Would you transcribe the listing that follows, character for character, and omit its images?

Excerpt from a dataset:

::::

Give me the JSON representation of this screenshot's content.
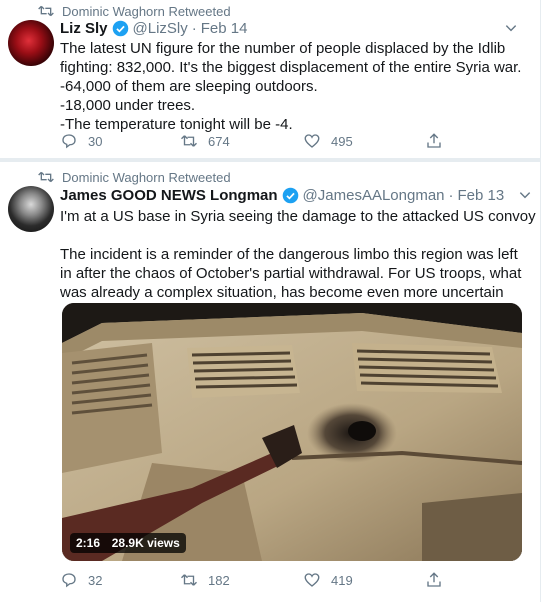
{
  "tweets": [
    {
      "retweeted_by": "Dominic Waghorn Retweeted",
      "name": "Liz Sly",
      "handle": "@LizSly",
      "date": "Feb 14",
      "lines": [
        "The latest UN figure for the number of people displaced by the Idlib",
        "fighting: 832,000. It's the biggest displacement of the entire Syria war.",
        "-64,000 of them are sleeping outdoors.",
        "-18,000 under trees.",
        "-The temperature tonight will be -4."
      ],
      "replies": "30",
      "retweets": "674",
      "likes": "495"
    },
    {
      "retweeted_by": "Dominic Waghorn Retweeted",
      "name": "James GOOD NEWS Longman",
      "handle": "@JamesAALongman",
      "date": "Feb 13",
      "lines": [
        "I'm at a US base in Syria seeing the damage to the attacked US convoy",
        "",
        "The incident is a reminder of the dangerous limbo this region was left",
        "in after the chaos of October's partial withdrawal. For US troops, what",
        "was already a complex situation, has become even more uncertain"
      ],
      "video_duration": "2:16",
      "video_views": "28.9K views",
      "replies": "32",
      "retweets": "182",
      "likes": "419"
    }
  ],
  "colors": {
    "text": "#14171a",
    "muted": "#657786",
    "verified": "#1da1f2",
    "divider": "#e6ecf0"
  },
  "icons": [
    "retweet-icon",
    "verified-badge-icon",
    "chevron-down-icon",
    "reply-icon",
    "like-icon",
    "share-icon"
  ]
}
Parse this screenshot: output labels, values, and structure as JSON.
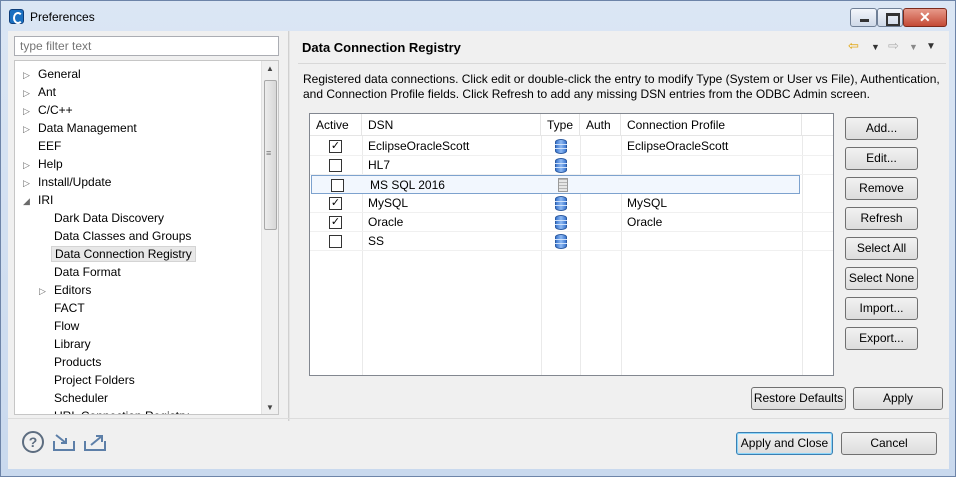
{
  "window": {
    "title": "Preferences"
  },
  "filter": {
    "placeholder": "type filter text"
  },
  "tree": [
    {
      "label": "General",
      "expandable": true,
      "depth": 0
    },
    {
      "label": "Ant",
      "expandable": true,
      "depth": 0
    },
    {
      "label": "C/C++",
      "expandable": true,
      "depth": 0
    },
    {
      "label": "Data Management",
      "expandable": true,
      "depth": 0
    },
    {
      "label": "EEF",
      "expandable": false,
      "depth": 0
    },
    {
      "label": "Help",
      "expandable": true,
      "depth": 0
    },
    {
      "label": "Install/Update",
      "expandable": true,
      "depth": 0
    },
    {
      "label": "IRI",
      "expandable": true,
      "expanded": true,
      "depth": 0
    },
    {
      "label": "Dark Data Discovery",
      "expandable": false,
      "depth": 1
    },
    {
      "label": "Data Classes and Groups",
      "expandable": false,
      "depth": 1
    },
    {
      "label": "Data Connection Registry",
      "expandable": false,
      "depth": 1,
      "selected": true
    },
    {
      "label": "Data Format",
      "expandable": false,
      "depth": 1
    },
    {
      "label": "Editors",
      "expandable": true,
      "depth": 1
    },
    {
      "label": "FACT",
      "expandable": false,
      "depth": 1
    },
    {
      "label": "Flow",
      "expandable": false,
      "depth": 1
    },
    {
      "label": "Library",
      "expandable": false,
      "depth": 1
    },
    {
      "label": "Products",
      "expandable": false,
      "depth": 1
    },
    {
      "label": "Project Folders",
      "expandable": false,
      "depth": 1
    },
    {
      "label": "Scheduler",
      "expandable": false,
      "depth": 1
    },
    {
      "label": "URL Connection Registry",
      "expandable": false,
      "depth": 1
    }
  ],
  "page": {
    "title": "Data Connection Registry",
    "description_line1": "Registered data connections. Click edit or double-click the entry to modify Type (System or User vs File), Authentication,",
    "description_line2": "and Connection Profile fields. Click Refresh to add any missing DSN entries from the ODBC Admin screen."
  },
  "table": {
    "headers": {
      "active": "Active",
      "dsn": "DSN",
      "type": "Type",
      "auth": "Auth",
      "profile": "Connection Profile"
    },
    "rows": [
      {
        "active": true,
        "dsn": "EclipseOracleScott",
        "type_icon": "database-icon",
        "auth": "",
        "profile": "EclipseOracleScott"
      },
      {
        "active": false,
        "dsn": "HL7",
        "type_icon": "database-icon",
        "auth": "",
        "profile": ""
      },
      {
        "active": false,
        "dsn": "MS SQL 2016",
        "type_icon": "file-icon",
        "auth": "",
        "profile": "",
        "selected": true
      },
      {
        "active": true,
        "dsn": "MySQL",
        "type_icon": "database-icon",
        "auth": "",
        "profile": "MySQL"
      },
      {
        "active": true,
        "dsn": "Oracle",
        "type_icon": "database-icon",
        "auth": "",
        "profile": "Oracle"
      },
      {
        "active": false,
        "dsn": "SS",
        "type_icon": "database-icon",
        "auth": "",
        "profile": ""
      }
    ]
  },
  "side_buttons": {
    "add": "Add...",
    "edit": "Edit...",
    "remove": "Remove",
    "refresh": "Refresh",
    "select_all": "Select All",
    "select_none": "Select None",
    "import": "Import...",
    "export": "Export..."
  },
  "page_buttons": {
    "restore_defaults": "Restore Defaults",
    "apply": "Apply"
  },
  "dialog_buttons": {
    "apply_and_close": "Apply and Close",
    "cancel": "Cancel"
  },
  "colors": {
    "accent": "#3c7fb1",
    "selection": "#7da2ce",
    "db_icon": "#3d78d0"
  }
}
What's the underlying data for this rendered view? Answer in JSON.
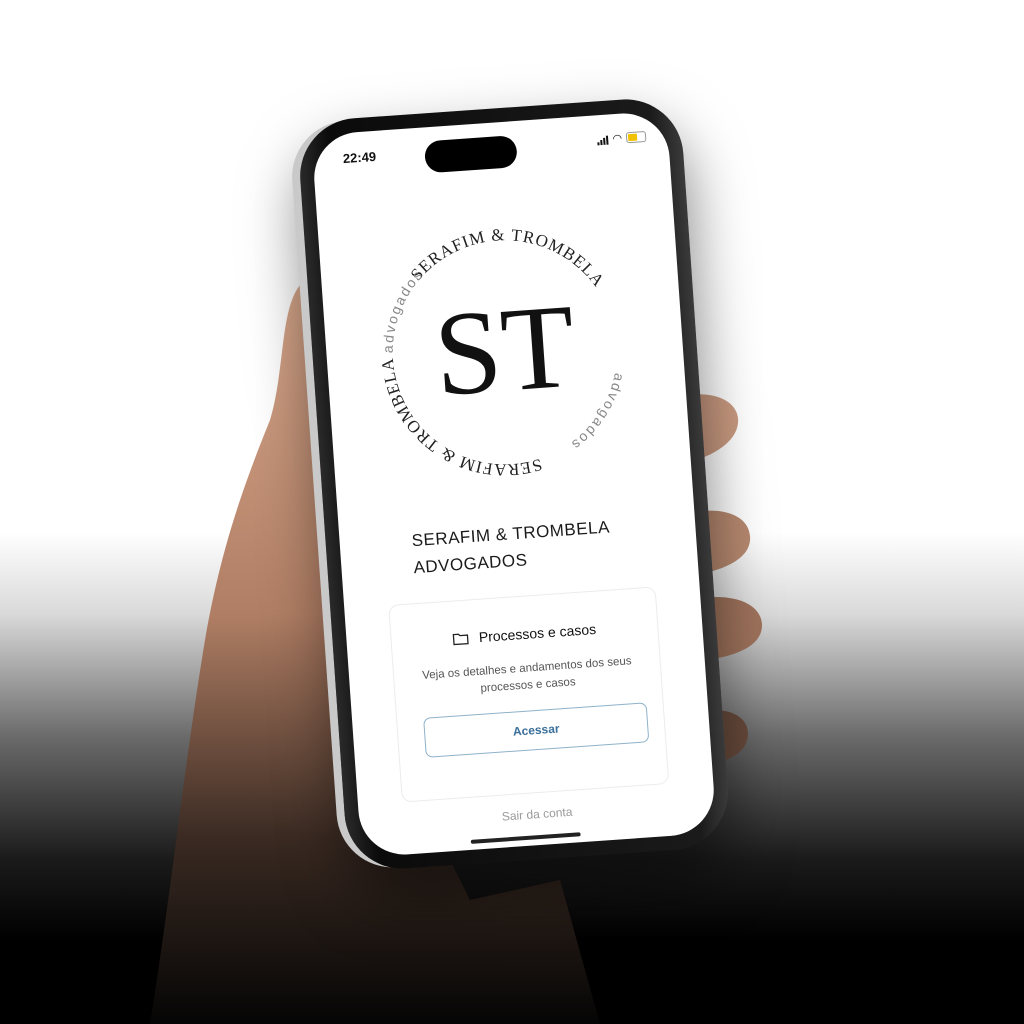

::::

Written answer ::
Give me the JSON representation of this screenshot's content.
{
  "tweets": [
    {
      "retweeted_by": "Dominic Waghorn Retweeted",
      "name": "Liz Sly",
      "handle": "@LizSly",
      "date": "Feb 14",
      "lines": [
        "The latest UN figure for the number of people displaced by the Idlib",
        "fighting: 832,000. It's the biggest displacement of the entire Syria war.",
        "-64,000 of them are sleeping outdoors.",
        "-18,000 under trees.",
        "-The temperature tonight will be -4."
      ],
      "replies": "30",
      "retweets": "674",
      "likes": "495"
    },
    {
      "retweeted_by": "Dominic Waghorn Retweeted",
      "name": "James GOOD NEWS Longman",
      "handle": "@JamesAALongman",
      "date": "Feb 13",
      "lines": [
        "I'm at a US base in Syria seeing the damage to the attacked US convoy",
        "",
        "The incident is a reminder of the dangerous limbo this region was left",
        "in after the chaos of October's partial withdrawal. For US troops, what",
        "was already a complex situation, has become even more uncertain"
      ],
      "video_duration": "2:16",
      "video_views": "28.9K views",
      "replies": "32",
      "retweets": "182",
      "likes": "419"
    }
  ],
  "colors": {
    "text": "#14171a",
    "muted": "#657786",
    "verified": "#1da1f2",
    "divider": "#e6ecf0"
  },
  "icons": [
    "retweet-icon",
    "verified-badge-icon",
    "chevron-down-icon",
    "reply-icon",
    "like-icon",
    "share-icon"
  ]
}
Parse this screenshot: output labels, values, and structure as JSON.
{
  "window": {
    "title": "Preferences"
  },
  "filter": {
    "placeholder": "type filter text"
  },
  "tree": [
    {
      "label": "General",
      "expandable": true,
      "depth": 0
    },
    {
      "label": "Ant",
      "expandable": true,
      "depth": 0
    },
    {
      "label": "C/C++",
      "expandable": true,
      "depth": 0
    },
    {
      "label": "Data Management",
      "expandable": true,
      "depth": 0
    },
    {
      "label": "EEF",
      "expandable": false,
      "depth": 0
    },
    {
      "label": "Help",
      "expandable": true,
      "depth": 0
    },
    {
      "label": "Install/Update",
      "expandable": true,
      "depth": 0
    },
    {
      "label": "IRI",
      "expandable": true,
      "expanded": true,
      "depth": 0
    },
    {
      "label": "Dark Data Discovery",
      "expandable": false,
      "depth": 1
    },
    {
      "label": "Data Classes and Groups",
      "expandable": false,
      "depth": 1
    },
    {
      "label": "Data Connection Registry",
      "expandable": false,
      "depth": 1,
      "selected": true
    },
    {
      "label": "Data Format",
      "expandable": false,
      "depth": 1
    },
    {
      "label": "Editors",
      "expandable": true,
      "depth": 1
    },
    {
      "label": "FACT",
      "expandable": false,
      "depth": 1
    },
    {
      "label": "Flow",
      "expandable": false,
      "depth": 1
    },
    {
      "label": "Library",
      "expandable": false,
      "depth": 1
    },
    {
      "label": "Products",
      "expandable": false,
      "depth": 1
    },
    {
      "label": "Project Folders",
      "expandable": false,
      "depth": 1
    },
    {
      "label": "Scheduler",
      "expandable": false,
      "depth": 1
    },
    {
      "label": "URL Connection Registry",
      "expandable": false,
      "depth": 1
    }
  ],
  "page": {
    "title": "Data Connection Registry",
    "description_line1": "Registered data connections. Click edit or double-click the entry to modify Type (System or User vs File), Authentication,",
    "description_line2": "and Connection Profile fields. Click Refresh to add any missing DSN entries from the ODBC Admin screen."
  },
  "table": {
    "headers": {
      "active": "Active",
      "dsn": "DSN",
      "type": "Type",
      "auth": "Auth",
      "profile": "Connection Profile"
    },
    "rows": [
      {
        "active": true,
        "dsn": "EclipseOracleScott",
        "type_icon": "database-icon",
        "auth": "",
        "profile": "EclipseOracleScott"
      },
      {
        "active": false,
        "dsn": "HL7",
        "type_icon": "database-icon",
        "auth": "",
        "profile": ""
      },
      {
        "active": false,
        "dsn": "MS SQL 2016",
        "type_icon": "file-icon",
        "auth": "",
        "profile": "",
        "selected": true
      },
      {
        "active": true,
        "dsn": "MySQL",
        "type_icon": "database-icon",
        "auth": "",
        "profile": "MySQL"
      },
      {
        "active": true,
        "dsn": "Oracle",
        "type_icon": "database-icon",
        "auth": "",
        "profile": "Oracle"
      },
      {
        "active": false,
        "dsn": "SS",
        "type_icon": "database-icon",
        "auth": "",
        "profile": ""
      }
    ]
  },
  "side_buttons": {
    "add": "Add...",
    "edit": "Edit...",
    "remove": "Remove",
    "refresh": "Refresh",
    "select_all": "Select All",
    "select_none": "Select None",
    "import": "Import...",
    "export": "Export..."
  },
  "page_buttons": {
    "restore_defaults": "Restore Defaults",
    "apply": "Apply"
  },
  "dialog_buttons": {
    "apply_and_close": "Apply and Close",
    "cancel": "Cancel"
  },
  "colors": {
    "accent": "#3c7fb1",
    "selection": "#7da2ce",
    "db_icon": "#3d78d0"
  }
}
What's the underlying data for this rendered view? Answer in JSON.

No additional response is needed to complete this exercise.